» **What to work on**
Retype each record shown below, leaving every character as it is.

» **Supplied material**
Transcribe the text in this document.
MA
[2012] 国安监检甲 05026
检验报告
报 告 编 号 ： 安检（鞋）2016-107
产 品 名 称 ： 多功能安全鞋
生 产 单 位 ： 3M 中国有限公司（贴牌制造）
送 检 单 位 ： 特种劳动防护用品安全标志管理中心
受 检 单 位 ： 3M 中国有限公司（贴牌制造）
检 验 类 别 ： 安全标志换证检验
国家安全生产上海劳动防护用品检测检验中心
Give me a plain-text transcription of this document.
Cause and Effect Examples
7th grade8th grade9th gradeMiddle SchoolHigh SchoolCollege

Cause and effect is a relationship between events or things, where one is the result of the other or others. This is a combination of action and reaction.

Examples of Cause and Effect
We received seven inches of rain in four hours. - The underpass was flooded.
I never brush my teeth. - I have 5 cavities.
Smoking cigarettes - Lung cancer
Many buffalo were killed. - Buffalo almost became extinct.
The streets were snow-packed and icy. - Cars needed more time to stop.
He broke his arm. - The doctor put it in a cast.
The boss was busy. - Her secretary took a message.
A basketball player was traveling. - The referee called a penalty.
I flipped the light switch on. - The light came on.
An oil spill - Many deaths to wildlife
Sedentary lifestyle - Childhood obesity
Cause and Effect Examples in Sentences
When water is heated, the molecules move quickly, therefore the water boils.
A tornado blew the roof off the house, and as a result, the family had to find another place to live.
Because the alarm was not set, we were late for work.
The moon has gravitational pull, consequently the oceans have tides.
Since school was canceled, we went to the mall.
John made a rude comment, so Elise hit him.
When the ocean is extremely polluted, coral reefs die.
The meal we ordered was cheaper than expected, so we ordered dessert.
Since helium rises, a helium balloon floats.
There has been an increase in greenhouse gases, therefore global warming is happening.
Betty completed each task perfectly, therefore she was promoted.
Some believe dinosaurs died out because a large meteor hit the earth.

» **Exercise answer**
Transcribe the text in this document.
MA
[2012] 国安监检甲 05026
检验报告
报 告 编 号 ： 安检（鞋）2016-107
产 品 名 称 ： 多功能安全鞋
生 产 单 位 ： 3M 中国有限公司（贴牌制造）
送 检 单 位 ： 特种劳动防护用品安全标志管理中心
受 检 单 位 ： 3M 中国有限公司（贴牌制造）
检 验 类 别 ： 安全标志换证检验
国家安全生产上海劳动防护用品检测检验中心
Give me a plain-text transcription of this document.
Cause and Effect Examples
7th grade8th grade9th gradeMiddle SchoolHigh SchoolCollege

Cause and effect is a relationship between events or things, where one is the result of the other or others. This is a combination of action and reaction.

Examples of Cause and Effect
We received seven inches of rain in four hours. - The underpass was flooded.
I never brush my teeth. - I have 5 cavities.
Smoking cigarettes - Lung cancer
Many buffalo were killed. - Buffalo almost became extinct.
The streets were snow-packed and icy. - Cars needed more time to stop.
He broke his arm. - The doctor put it in a cast.
The boss was busy. - Her secretary took a message.
A basketball player was traveling. - The referee called a penalty.
I flipped the light switch on. - The light came on.
An oil spill - Many deaths to wildlife
Sedentary lifestyle - Childhood obesity
Cause and Effect Examples in Sentences
When water is heated, the molecules move quickly, therefore the water boils.
A tornado blew the roof off the house, and as a result, the family had to find another place to live.
Because the alarm was not set, we were late for work.
The moon has gravitational pull, consequently the oceans have tides.
Since school was canceled, we went to the mall.
John made a rude comment, so Elise hit him.
When the ocean is extremely polluted, coral reefs die.
The meal we ordered was cheaper than expected, so we ordered dessert.
Since helium rises, a helium balloon floats.
There has been an increase in greenhouse gases, therefore global warming is happening.
Betty completed each task perfectly, therefore she was promoted.
Some believe dinosaurs died out because a large meteor hit the earth.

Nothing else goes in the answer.